What needs to be done => Write every line of the material out exactly as shown.

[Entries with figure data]
--- begin ---

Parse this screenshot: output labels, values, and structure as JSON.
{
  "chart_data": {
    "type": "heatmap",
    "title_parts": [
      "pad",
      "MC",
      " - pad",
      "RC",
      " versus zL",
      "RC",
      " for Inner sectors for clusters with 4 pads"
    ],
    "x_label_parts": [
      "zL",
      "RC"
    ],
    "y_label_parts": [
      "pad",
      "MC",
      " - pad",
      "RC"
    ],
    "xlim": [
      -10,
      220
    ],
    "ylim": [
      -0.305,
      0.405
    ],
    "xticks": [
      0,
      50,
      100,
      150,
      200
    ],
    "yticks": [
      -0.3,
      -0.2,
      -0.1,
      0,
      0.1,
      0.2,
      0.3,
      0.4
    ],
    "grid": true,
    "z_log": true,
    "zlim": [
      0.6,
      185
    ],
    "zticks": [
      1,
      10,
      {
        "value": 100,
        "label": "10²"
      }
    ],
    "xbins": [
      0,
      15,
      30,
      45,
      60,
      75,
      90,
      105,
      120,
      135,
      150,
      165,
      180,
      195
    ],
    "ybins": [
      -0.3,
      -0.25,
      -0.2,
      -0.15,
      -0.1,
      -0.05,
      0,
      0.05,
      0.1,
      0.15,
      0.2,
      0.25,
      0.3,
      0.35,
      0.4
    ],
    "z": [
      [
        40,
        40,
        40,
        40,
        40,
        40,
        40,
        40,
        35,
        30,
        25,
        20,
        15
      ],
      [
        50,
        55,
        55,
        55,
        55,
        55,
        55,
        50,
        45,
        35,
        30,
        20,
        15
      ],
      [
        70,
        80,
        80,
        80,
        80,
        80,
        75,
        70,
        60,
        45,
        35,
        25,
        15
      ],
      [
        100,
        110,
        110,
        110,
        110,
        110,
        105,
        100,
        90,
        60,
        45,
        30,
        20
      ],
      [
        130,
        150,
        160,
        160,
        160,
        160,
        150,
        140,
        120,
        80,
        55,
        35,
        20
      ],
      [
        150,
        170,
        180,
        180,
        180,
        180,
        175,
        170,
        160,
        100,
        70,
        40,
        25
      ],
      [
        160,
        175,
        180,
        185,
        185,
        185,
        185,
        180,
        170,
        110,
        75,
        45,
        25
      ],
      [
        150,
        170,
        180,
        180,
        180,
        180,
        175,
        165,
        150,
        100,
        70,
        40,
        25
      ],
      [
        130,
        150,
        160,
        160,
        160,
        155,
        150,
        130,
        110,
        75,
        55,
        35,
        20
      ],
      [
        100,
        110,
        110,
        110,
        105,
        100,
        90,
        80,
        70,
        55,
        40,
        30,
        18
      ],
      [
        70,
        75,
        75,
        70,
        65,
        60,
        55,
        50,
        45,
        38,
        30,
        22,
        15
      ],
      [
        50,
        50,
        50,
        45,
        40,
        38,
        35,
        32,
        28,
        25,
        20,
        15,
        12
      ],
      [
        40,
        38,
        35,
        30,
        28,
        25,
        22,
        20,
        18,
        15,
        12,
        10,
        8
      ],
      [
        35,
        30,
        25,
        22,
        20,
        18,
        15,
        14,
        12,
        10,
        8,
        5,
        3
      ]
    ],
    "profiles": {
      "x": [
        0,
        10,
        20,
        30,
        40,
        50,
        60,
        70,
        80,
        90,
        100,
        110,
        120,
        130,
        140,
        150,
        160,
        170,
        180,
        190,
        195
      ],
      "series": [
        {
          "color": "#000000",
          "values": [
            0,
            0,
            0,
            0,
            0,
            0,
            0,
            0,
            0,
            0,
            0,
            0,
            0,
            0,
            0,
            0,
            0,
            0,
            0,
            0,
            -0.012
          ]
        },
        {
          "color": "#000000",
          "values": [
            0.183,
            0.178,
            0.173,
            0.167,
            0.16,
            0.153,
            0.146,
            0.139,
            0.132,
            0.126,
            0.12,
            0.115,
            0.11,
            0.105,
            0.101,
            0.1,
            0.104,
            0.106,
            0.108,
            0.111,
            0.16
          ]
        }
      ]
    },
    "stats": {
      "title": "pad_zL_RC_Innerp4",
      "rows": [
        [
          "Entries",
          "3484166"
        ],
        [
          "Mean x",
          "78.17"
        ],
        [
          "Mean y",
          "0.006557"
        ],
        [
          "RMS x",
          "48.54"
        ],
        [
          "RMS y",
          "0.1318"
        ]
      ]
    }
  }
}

--- end ---

Full answer =>
Parse this screenshot: output labels, values, and structure as JSON.
{
  "chart_data": {
    "type": "heatmap",
    "title_parts": [
      "pad",
      "MC",
      " - pad",
      "RC",
      " versus zL",
      "RC",
      " for Inner sectors for clusters with 4 pads"
    ],
    "x_label_parts": [
      "zL",
      "RC"
    ],
    "y_label_parts": [
      "pad",
      "MC",
      " - pad",
      "RC"
    ],
    "xlim": [
      -10,
      220
    ],
    "ylim": [
      -0.305,
      0.405
    ],
    "xticks": [
      0,
      50,
      100,
      150,
      200
    ],
    "yticks": [
      -0.3,
      -0.2,
      -0.1,
      0,
      0.1,
      0.2,
      0.3,
      0.4
    ],
    "grid": true,
    "z_log": true,
    "zlim": [
      0.6,
      185
    ],
    "zticks": [
      1,
      10,
      {
        "value": 100,
        "label": "10²"
      }
    ],
    "xbins": [
      0,
      15,
      30,
      45,
      60,
      75,
      90,
      105,
      120,
      135,
      150,
      165,
      180,
      195
    ],
    "ybins": [
      -0.3,
      -0.25,
      -0.2,
      -0.15,
      -0.1,
      -0.05,
      0,
      0.05,
      0.1,
      0.15,
      0.2,
      0.25,
      0.3,
      0.35,
      0.4
    ],
    "z": [
      [
        40,
        40,
        40,
        40,
        40,
        40,
        40,
        40,
        35,
        30,
        25,
        20,
        15
      ],
      [
        50,
        55,
        55,
        55,
        55,
        55,
        55,
        50,
        45,
        35,
        30,
        20,
        15
      ],
      [
        70,
        80,
        80,
        80,
        80,
        80,
        75,
        70,
        60,
        45,
        35,
        25,
        15
      ],
      [
        100,
        110,
        110,
        110,
        110,
        110,
        105,
        100,
        90,
        60,
        45,
        30,
        20
      ],
      [
        130,
        150,
        160,
        160,
        160,
        160,
        150,
        140,
        120,
        80,
        55,
        35,
        20
      ],
      [
        150,
        170,
        180,
        180,
        180,
        180,
        175,
        170,
        160,
        100,
        70,
        40,
        25
      ],
      [
        160,
        175,
        180,
        185,
        185,
        185,
        185,
        180,
        170,
        110,
        75,
        45,
        25
      ],
      [
        150,
        170,
        180,
        180,
        180,
        180,
        175,
        165,
        150,
        100,
        70,
        40,
        25
      ],
      [
        130,
        150,
        160,
        160,
        160,
        155,
        150,
        130,
        110,
        75,
        55,
        35,
        20
      ],
      [
        100,
        110,
        110,
        110,
        105,
        100,
        90,
        80,
        70,
        55,
        40,
        30,
        18
      ],
      [
        70,
        75,
        75,
        70,
        65,
        60,
        55,
        50,
        45,
        38,
        30,
        22,
        15
      ],
      [
        50,
        50,
        50,
        45,
        40,
        38,
        35,
        32,
        28,
        25,
        20,
        15,
        12
      ],
      [
        40,
        38,
        35,
        30,
        28,
        25,
        22,
        20,
        18,
        15,
        12,
        10,
        8
      ],
      [
        35,
        30,
        25,
        22,
        20,
        18,
        15,
        14,
        12,
        10,
        8,
        5,
        3
      ]
    ],
    "profiles": {
      "x": [
        0,
        10,
        20,
        30,
        40,
        50,
        60,
        70,
        80,
        90,
        100,
        110,
        120,
        130,
        140,
        150,
        160,
        170,
        180,
        190,
        195
      ],
      "series": [
        {
          "color": "#000000",
          "values": [
            0,
            0,
            0,
            0,
            0,
            0,
            0,
            0,
            0,
            0,
            0,
            0,
            0,
            0,
            0,
            0,
            0,
            0,
            0,
            0,
            -0.012
          ]
        },
        {
          "color": "#000000",
          "values": [
            0.183,
            0.178,
            0.173,
            0.167,
            0.16,
            0.153,
            0.146,
            0.139,
            0.132,
            0.126,
            0.12,
            0.115,
            0.11,
            0.105,
            0.101,
            0.1,
            0.104,
            0.106,
            0.108,
            0.111,
            0.16
          ]
        }
      ]
    },
    "stats": {
      "title": "pad_zL_RC_Innerp4",
      "rows": [
        [
          "Entries",
          "3484166"
        ],
        [
          "Mean x",
          "78.17"
        ],
        [
          "Mean y",
          "0.006557"
        ],
        [
          "RMS x",
          "48.54"
        ],
        [
          "RMS y",
          "0.1318"
        ]
      ]
    }
  }
}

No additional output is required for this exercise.